THE TASK: Answer with one number: the count of lines in the listing below that hold the word "this".

# start of INFORMATION SUPPLIED

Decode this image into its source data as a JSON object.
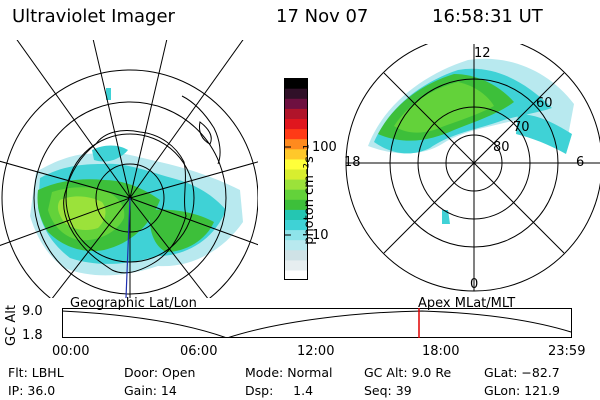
{
  "header": {
    "title": "Ultraviolet Imager",
    "date": "17 Nov 07",
    "time": "16:58:31 UT"
  },
  "colorbar": {
    "unit_label": "photon cm⁻²s⁻¹",
    "tick_labels": [
      "100",
      "10"
    ],
    "colors": [
      "#ffffff",
      "#e6eef0",
      "#cfe2e6",
      "#b8e9ef",
      "#8ee4ea",
      "#3fd2d6",
      "#24c6b2",
      "#3dbf3a",
      "#63d23a",
      "#9be23a",
      "#d8ee2f",
      "#ffff3a",
      "#ffc82a",
      "#ff8a1e",
      "#ff3a16",
      "#e0161e",
      "#b0142a",
      "#6e1040",
      "#301028",
      "#000000"
    ]
  },
  "left_panel": {
    "label": "Geographic Lat/Lon"
  },
  "right_panel": {
    "label": "Apex MLat/MLT",
    "mlat_labels": [
      "60",
      "70",
      "80"
    ],
    "mlt_labels": [
      "12",
      "18",
      "6",
      "0"
    ]
  },
  "altitude_plot": {
    "axis_label": "GC Alt",
    "y_ticks": [
      "9.0",
      "1.8"
    ],
    "x_ticks": [
      "00:00",
      "06:00",
      "12:00",
      "18:00",
      "23:59"
    ],
    "current_time_marker_color": "#e00000"
  },
  "footer": {
    "row1": {
      "filter": "Flt: LBHL",
      "door": "Door: Open",
      "mode": "Mode: Normal",
      "gc_alt": "GC Alt: 9.0 Re",
      "glat": "GLat: −82.7"
    },
    "row2": {
      "ip": "IP: 36.0",
      "gain": "Gain: 14",
      "dsp": "Dsp:     1.4",
      "seq": "Seq: 39",
      "glon": "GLon: 121.9"
    }
  }
}
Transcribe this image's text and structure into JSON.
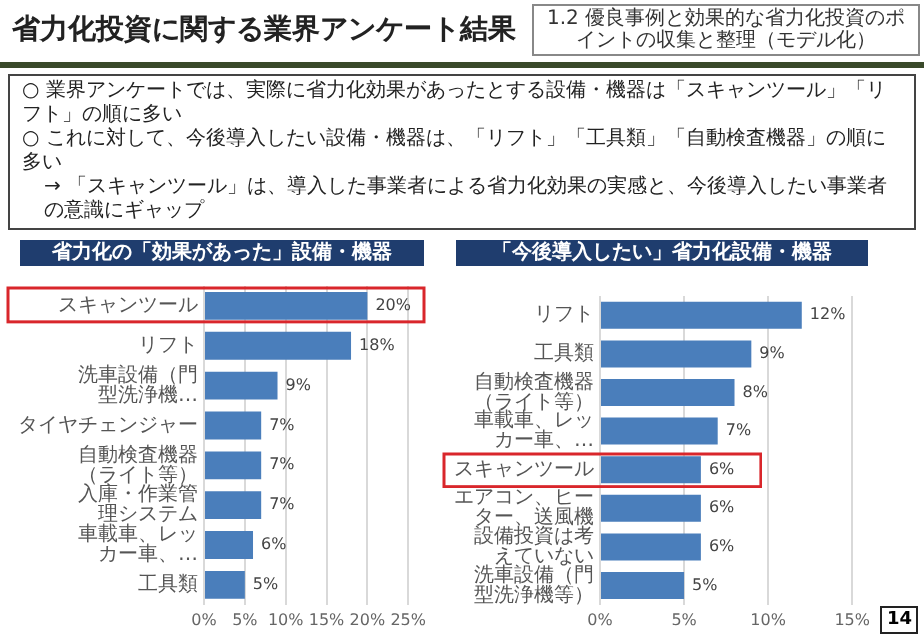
{
  "chart_data": [
    {
      "type": "other",
      "title": "省力化投資に関する業界アンケート結果",
      "annotations": [
        "1.2 優良事例と効果的な省力化投資のポイントの収集と整理（モデル化）",
        "○ 業界アンケートでは、実際に省力化効果があったとする設備・機器は「スキャンツール」「リフト」の順に多い",
        "○ これに対して、今後導入したい設備・機器は、「リフト」「工具類」「自動検査機器」の順に多い",
        "→ 「スキャンツール」は、導入した事業者による省力化効果の実感と、今後導入したい事業者の意識にギャップ",
        "14"
      ]
    },
    {
      "type": "bar",
      "orientation": "horizontal",
      "title": "省力化の「効果があった」設備・機器",
      "categories": [
        "スキャンツール",
        "リフト",
        "洗車設備（門型洗浄機…",
        "タイヤチェンジャー",
        "自動検査機器（ライト等）",
        "入庫・作業管理システム",
        "車載車、レッカー車、…",
        "工具類"
      ],
      "values": [
        20,
        18,
        9,
        7,
        7,
        7,
        6,
        5
      ],
      "value_labels": [
        "20%",
        "18%",
        "9%",
        "7%",
        "7%",
        "7%",
        "6%",
        "5%"
      ],
      "color": "#4a7ebb",
      "xlim": [
        0,
        25
      ],
      "xticks": [
        {
          "value": 0,
          "label": "0%"
        },
        {
          "value": 5,
          "label": "5%"
        },
        {
          "value": 10,
          "label": "10%"
        },
        {
          "value": 15,
          "label": "15%"
        },
        {
          "value": 20,
          "label": "20%"
        },
        {
          "value": 25,
          "label": "25%"
        }
      ],
      "grid": "x",
      "legend": false
    },
    {
      "type": "bar",
      "orientation": "horizontal",
      "title": "「今後導入したい」省力化設備・機器",
      "categories": [
        "リフト",
        "工具類",
        "自動検査機器（ライト等）",
        "車載車、レッカー車、…",
        "スキャンツール",
        "エアコン、ヒーター、送風機",
        "設備投資は考えていない",
        "洗車設備（門型洗浄機等）"
      ],
      "values": [
        12,
        9,
        8,
        7,
        6,
        6,
        6,
        5
      ],
      "value_labels": [
        "12%",
        "9%",
        "8%",
        "7%",
        "6%",
        "6%",
        "6%",
        "5%"
      ],
      "color": "#4a7ebb",
      "xlim": [
        0,
        15
      ],
      "xticks": [
        {
          "value": 0,
          "label": "0%"
        },
        {
          "value": 5,
          "label": "5%"
        },
        {
          "value": 10,
          "label": "10%"
        },
        {
          "value": 15,
          "label": "15%"
        }
      ],
      "grid": "x",
      "legend": false
    }
  ]
}
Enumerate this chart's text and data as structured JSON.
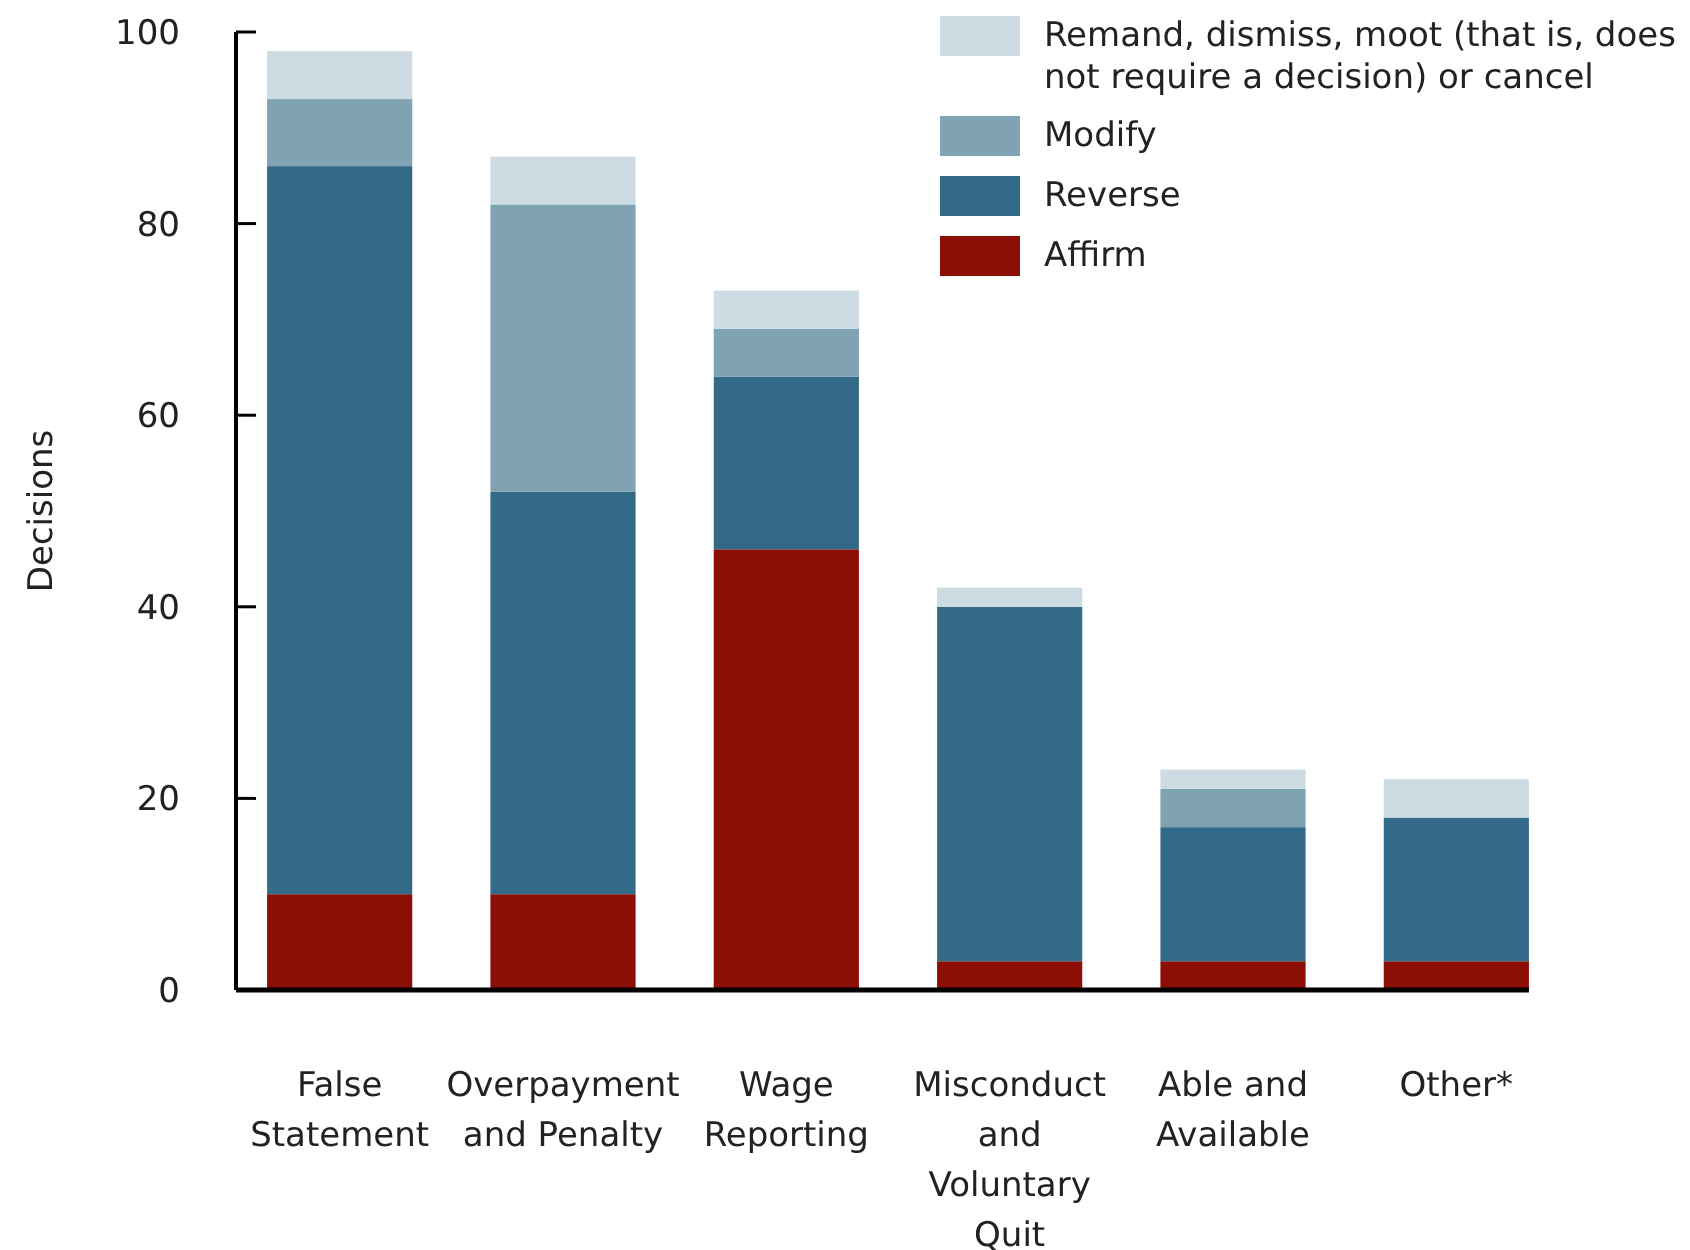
{
  "chart_data": {
    "type": "bar",
    "stacked": true,
    "ylabel": "Decisions",
    "categories": [
      "False Statement",
      "Overpayment and Penalty",
      "Wage Reporting",
      "Misconduct and Voluntary Quit",
      "Able and Available",
      "Other*"
    ],
    "series": [
      {
        "name": "Affirm",
        "color": "#8b0f04",
        "values": [
          10,
          10,
          46,
          3,
          3,
          3
        ]
      },
      {
        "name": "Reverse",
        "color": "#336a87",
        "values": [
          76,
          42,
          18,
          37,
          14,
          15
        ]
      },
      {
        "name": "Modify",
        "color": "#80a3b4",
        "values": [
          7,
          30,
          5,
          0,
          4,
          0
        ]
      },
      {
        "name": "Remand, dismiss, moot (that is, does not require a decision) or cancel",
        "color": "#cddbe2",
        "values": [
          5,
          5,
          4,
          2,
          2,
          4
        ]
      }
    ],
    "ylim": [
      0,
      100
    ],
    "yticks": [
      0,
      20,
      40,
      60,
      80,
      100
    ],
    "legend": "top right"
  }
}
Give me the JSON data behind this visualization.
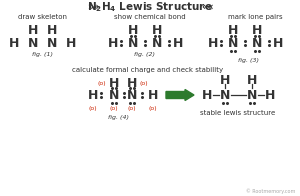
{
  "title_chevron_left": "»»",
  "title_chevron_right": "««",
  "title_text": " N",
  "title_sub1": "2",
  "title_H": "H",
  "title_sub2": "4",
  "title_rest": " Lewis Structure ",
  "bg_color": "#ffffff",
  "text_color": "#333333",
  "red_color": "#cc2200",
  "green_color": "#2d7a2d",
  "watermark_color": "#aaaaaa",
  "label1": "draw skeleton",
  "label2": "show chemical bond",
  "label3": "mark lone pairs",
  "label4": "calculate formal charge and check stability",
  "label5": "stable lewis structure",
  "fig1": "fig. (1)",
  "fig2": "fig. (2)",
  "fig3": "fig. (3)",
  "fig4": "fig. (4)",
  "watermark": "© Rootmemory.com"
}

# end of INFORMATION SUPPLIED

EXERCISE SOLUTION: 4